Records to use:
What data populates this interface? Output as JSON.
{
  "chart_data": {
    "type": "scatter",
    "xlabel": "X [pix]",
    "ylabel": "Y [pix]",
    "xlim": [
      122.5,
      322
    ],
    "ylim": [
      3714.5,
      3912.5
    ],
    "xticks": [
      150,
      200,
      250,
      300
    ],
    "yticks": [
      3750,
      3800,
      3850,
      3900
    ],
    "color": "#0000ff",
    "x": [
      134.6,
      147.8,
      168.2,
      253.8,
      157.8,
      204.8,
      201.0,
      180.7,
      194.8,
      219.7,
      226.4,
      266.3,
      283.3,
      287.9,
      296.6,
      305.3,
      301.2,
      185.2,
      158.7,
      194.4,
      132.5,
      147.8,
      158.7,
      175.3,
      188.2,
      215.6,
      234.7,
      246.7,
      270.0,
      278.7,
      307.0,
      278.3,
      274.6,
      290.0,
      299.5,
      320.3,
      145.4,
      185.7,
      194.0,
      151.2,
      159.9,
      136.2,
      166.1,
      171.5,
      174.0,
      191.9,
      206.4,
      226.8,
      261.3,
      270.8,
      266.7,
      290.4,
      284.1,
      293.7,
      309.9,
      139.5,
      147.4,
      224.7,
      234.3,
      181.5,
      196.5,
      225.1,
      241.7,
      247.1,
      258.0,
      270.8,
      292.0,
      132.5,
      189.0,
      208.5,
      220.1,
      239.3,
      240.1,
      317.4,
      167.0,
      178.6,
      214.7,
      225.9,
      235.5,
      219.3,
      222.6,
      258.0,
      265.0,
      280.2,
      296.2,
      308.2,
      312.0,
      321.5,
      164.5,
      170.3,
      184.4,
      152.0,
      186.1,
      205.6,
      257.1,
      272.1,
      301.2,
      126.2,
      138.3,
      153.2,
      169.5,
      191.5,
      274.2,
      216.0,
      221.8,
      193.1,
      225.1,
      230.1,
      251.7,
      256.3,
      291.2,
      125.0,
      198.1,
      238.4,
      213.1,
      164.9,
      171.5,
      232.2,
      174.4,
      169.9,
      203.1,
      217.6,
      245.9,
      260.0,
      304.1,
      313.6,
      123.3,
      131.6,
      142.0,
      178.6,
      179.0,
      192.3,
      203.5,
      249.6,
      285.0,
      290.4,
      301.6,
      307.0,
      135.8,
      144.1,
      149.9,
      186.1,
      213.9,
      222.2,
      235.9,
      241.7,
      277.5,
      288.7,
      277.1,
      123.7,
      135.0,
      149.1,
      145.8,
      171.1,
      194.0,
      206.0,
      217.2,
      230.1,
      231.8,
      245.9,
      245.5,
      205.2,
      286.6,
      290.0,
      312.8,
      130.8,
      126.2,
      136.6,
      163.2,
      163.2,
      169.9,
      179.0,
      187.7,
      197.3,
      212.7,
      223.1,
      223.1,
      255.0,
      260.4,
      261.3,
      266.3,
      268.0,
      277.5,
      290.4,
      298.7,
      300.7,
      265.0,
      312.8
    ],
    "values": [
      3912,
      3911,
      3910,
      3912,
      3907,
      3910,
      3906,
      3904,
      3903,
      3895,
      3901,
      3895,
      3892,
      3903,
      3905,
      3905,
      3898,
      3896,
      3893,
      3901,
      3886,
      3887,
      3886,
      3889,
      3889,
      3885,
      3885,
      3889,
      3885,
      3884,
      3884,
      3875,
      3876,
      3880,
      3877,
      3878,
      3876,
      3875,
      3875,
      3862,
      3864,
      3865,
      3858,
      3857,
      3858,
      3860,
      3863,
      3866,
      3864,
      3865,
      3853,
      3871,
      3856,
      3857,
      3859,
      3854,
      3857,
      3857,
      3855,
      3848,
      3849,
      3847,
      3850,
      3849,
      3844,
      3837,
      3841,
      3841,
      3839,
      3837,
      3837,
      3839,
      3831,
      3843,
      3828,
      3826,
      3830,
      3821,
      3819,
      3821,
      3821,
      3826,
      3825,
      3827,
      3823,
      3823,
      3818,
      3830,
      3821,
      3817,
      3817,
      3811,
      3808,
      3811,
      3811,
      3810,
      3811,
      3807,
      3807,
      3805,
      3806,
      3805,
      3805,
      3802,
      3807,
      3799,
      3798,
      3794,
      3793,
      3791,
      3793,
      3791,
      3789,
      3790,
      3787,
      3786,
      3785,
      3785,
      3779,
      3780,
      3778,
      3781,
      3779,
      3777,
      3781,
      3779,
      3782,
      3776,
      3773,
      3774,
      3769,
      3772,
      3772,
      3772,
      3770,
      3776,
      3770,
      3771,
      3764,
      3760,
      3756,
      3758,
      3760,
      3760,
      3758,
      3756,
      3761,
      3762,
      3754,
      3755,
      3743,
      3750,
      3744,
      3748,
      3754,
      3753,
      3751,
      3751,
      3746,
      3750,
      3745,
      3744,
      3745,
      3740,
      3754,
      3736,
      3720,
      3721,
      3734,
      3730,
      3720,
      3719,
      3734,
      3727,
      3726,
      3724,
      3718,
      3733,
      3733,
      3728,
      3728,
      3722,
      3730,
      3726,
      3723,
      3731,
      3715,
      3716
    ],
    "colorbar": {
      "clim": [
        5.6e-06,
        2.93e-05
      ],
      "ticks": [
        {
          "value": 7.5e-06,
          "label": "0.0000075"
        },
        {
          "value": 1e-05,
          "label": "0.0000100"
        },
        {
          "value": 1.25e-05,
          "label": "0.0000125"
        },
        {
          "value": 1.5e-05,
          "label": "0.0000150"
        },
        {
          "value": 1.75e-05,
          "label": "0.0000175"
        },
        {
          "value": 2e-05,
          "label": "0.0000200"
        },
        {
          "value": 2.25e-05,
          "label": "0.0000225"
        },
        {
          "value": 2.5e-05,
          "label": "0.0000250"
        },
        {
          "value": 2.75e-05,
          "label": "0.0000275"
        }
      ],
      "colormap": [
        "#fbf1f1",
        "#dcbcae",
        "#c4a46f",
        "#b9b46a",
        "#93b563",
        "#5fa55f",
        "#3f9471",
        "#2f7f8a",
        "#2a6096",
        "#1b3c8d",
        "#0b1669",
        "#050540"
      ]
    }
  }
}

Exercise goal: Each record above should be returned exactly as it appears.

The result:
What data populates this interface? Output as JSON.
{
  "chart_data": {
    "type": "scatter",
    "xlabel": "X [pix]",
    "ylabel": "Y [pix]",
    "xlim": [
      122.5,
      322
    ],
    "ylim": [
      3714.5,
      3912.5
    ],
    "xticks": [
      150,
      200,
      250,
      300
    ],
    "yticks": [
      3750,
      3800,
      3850,
      3900
    ],
    "color": "#0000ff",
    "x": [
      134.6,
      147.8,
      168.2,
      253.8,
      157.8,
      204.8,
      201.0,
      180.7,
      194.8,
      219.7,
      226.4,
      266.3,
      283.3,
      287.9,
      296.6,
      305.3,
      301.2,
      185.2,
      158.7,
      194.4,
      132.5,
      147.8,
      158.7,
      175.3,
      188.2,
      215.6,
      234.7,
      246.7,
      270.0,
      278.7,
      307.0,
      278.3,
      274.6,
      290.0,
      299.5,
      320.3,
      145.4,
      185.7,
      194.0,
      151.2,
      159.9,
      136.2,
      166.1,
      171.5,
      174.0,
      191.9,
      206.4,
      226.8,
      261.3,
      270.8,
      266.7,
      290.4,
      284.1,
      293.7,
      309.9,
      139.5,
      147.4,
      224.7,
      234.3,
      181.5,
      196.5,
      225.1,
      241.7,
      247.1,
      258.0,
      270.8,
      292.0,
      132.5,
      189.0,
      208.5,
      220.1,
      239.3,
      240.1,
      317.4,
      167.0,
      178.6,
      214.7,
      225.9,
      235.5,
      219.3,
      222.6,
      258.0,
      265.0,
      280.2,
      296.2,
      308.2,
      312.0,
      321.5,
      164.5,
      170.3,
      184.4,
      152.0,
      186.1,
      205.6,
      257.1,
      272.1,
      301.2,
      126.2,
      138.3,
      153.2,
      169.5,
      191.5,
      274.2,
      216.0,
      221.8,
      193.1,
      225.1,
      230.1,
      251.7,
      256.3,
      291.2,
      125.0,
      198.1,
      238.4,
      213.1,
      164.9,
      171.5,
      232.2,
      174.4,
      169.9,
      203.1,
      217.6,
      245.9,
      260.0,
      304.1,
      313.6,
      123.3,
      131.6,
      142.0,
      178.6,
      179.0,
      192.3,
      203.5,
      249.6,
      285.0,
      290.4,
      301.6,
      307.0,
      135.8,
      144.1,
      149.9,
      186.1,
      213.9,
      222.2,
      235.9,
      241.7,
      277.5,
      288.7,
      277.1,
      123.7,
      135.0,
      149.1,
      145.8,
      171.1,
      194.0,
      206.0,
      217.2,
      230.1,
      231.8,
      245.9,
      245.5,
      205.2,
      286.6,
      290.0,
      312.8,
      130.8,
      126.2,
      136.6,
      163.2,
      163.2,
      169.9,
      179.0,
      187.7,
      197.3,
      212.7,
      223.1,
      223.1,
      255.0,
      260.4,
      261.3,
      266.3,
      268.0,
      277.5,
      290.4,
      298.7,
      300.7,
      265.0,
      312.8
    ],
    "values": [
      3912,
      3911,
      3910,
      3912,
      3907,
      3910,
      3906,
      3904,
      3903,
      3895,
      3901,
      3895,
      3892,
      3903,
      3905,
      3905,
      3898,
      3896,
      3893,
      3901,
      3886,
      3887,
      3886,
      3889,
      3889,
      3885,
      3885,
      3889,
      3885,
      3884,
      3884,
      3875,
      3876,
      3880,
      3877,
      3878,
      3876,
      3875,
      3875,
      3862,
      3864,
      3865,
      3858,
      3857,
      3858,
      3860,
      3863,
      3866,
      3864,
      3865,
      3853,
      3871,
      3856,
      3857,
      3859,
      3854,
      3857,
      3857,
      3855,
      3848,
      3849,
      3847,
      3850,
      3849,
      3844,
      3837,
      3841,
      3841,
      3839,
      3837,
      3837,
      3839,
      3831,
      3843,
      3828,
      3826,
      3830,
      3821,
      3819,
      3821,
      3821,
      3826,
      3825,
      3827,
      3823,
      3823,
      3818,
      3830,
      3821,
      3817,
      3817,
      3811,
      3808,
      3811,
      3811,
      3810,
      3811,
      3807,
      3807,
      3805,
      3806,
      3805,
      3805,
      3802,
      3807,
      3799,
      3798,
      3794,
      3793,
      3791,
      3793,
      3791,
      3789,
      3790,
      3787,
      3786,
      3785,
      3785,
      3779,
      3780,
      3778,
      3781,
      3779,
      3777,
      3781,
      3779,
      3782,
      3776,
      3773,
      3774,
      3769,
      3772,
      3772,
      3772,
      3770,
      3776,
      3770,
      3771,
      3764,
      3760,
      3756,
      3758,
      3760,
      3760,
      3758,
      3756,
      3761,
      3762,
      3754,
      3755,
      3743,
      3750,
      3744,
      3748,
      3754,
      3753,
      3751,
      3751,
      3746,
      3750,
      3745,
      3744,
      3745,
      3740,
      3754,
      3736,
      3720,
      3721,
      3734,
      3730,
      3720,
      3719,
      3734,
      3727,
      3726,
      3724,
      3718,
      3733,
      3733,
      3728,
      3728,
      3722,
      3730,
      3726,
      3723,
      3731,
      3715,
      3716
    ],
    "colorbar": {
      "clim": [
        5.6e-06,
        2.93e-05
      ],
      "ticks": [
        {
          "value": 7.5e-06,
          "label": "0.0000075"
        },
        {
          "value": 1e-05,
          "label": "0.0000100"
        },
        {
          "value": 1.25e-05,
          "label": "0.0000125"
        },
        {
          "value": 1.5e-05,
          "label": "0.0000150"
        },
        {
          "value": 1.75e-05,
          "label": "0.0000175"
        },
        {
          "value": 2e-05,
          "label": "0.0000200"
        },
        {
          "value": 2.25e-05,
          "label": "0.0000225"
        },
        {
          "value": 2.5e-05,
          "label": "0.0000250"
        },
        {
          "value": 2.75e-05,
          "label": "0.0000275"
        }
      ],
      "colormap": [
        "#fbf1f1",
        "#dcbcae",
        "#c4a46f",
        "#b9b46a",
        "#93b563",
        "#5fa55f",
        "#3f9471",
        "#2f7f8a",
        "#2a6096",
        "#1b3c8d",
        "#0b1669",
        "#050540"
      ]
    }
  }
}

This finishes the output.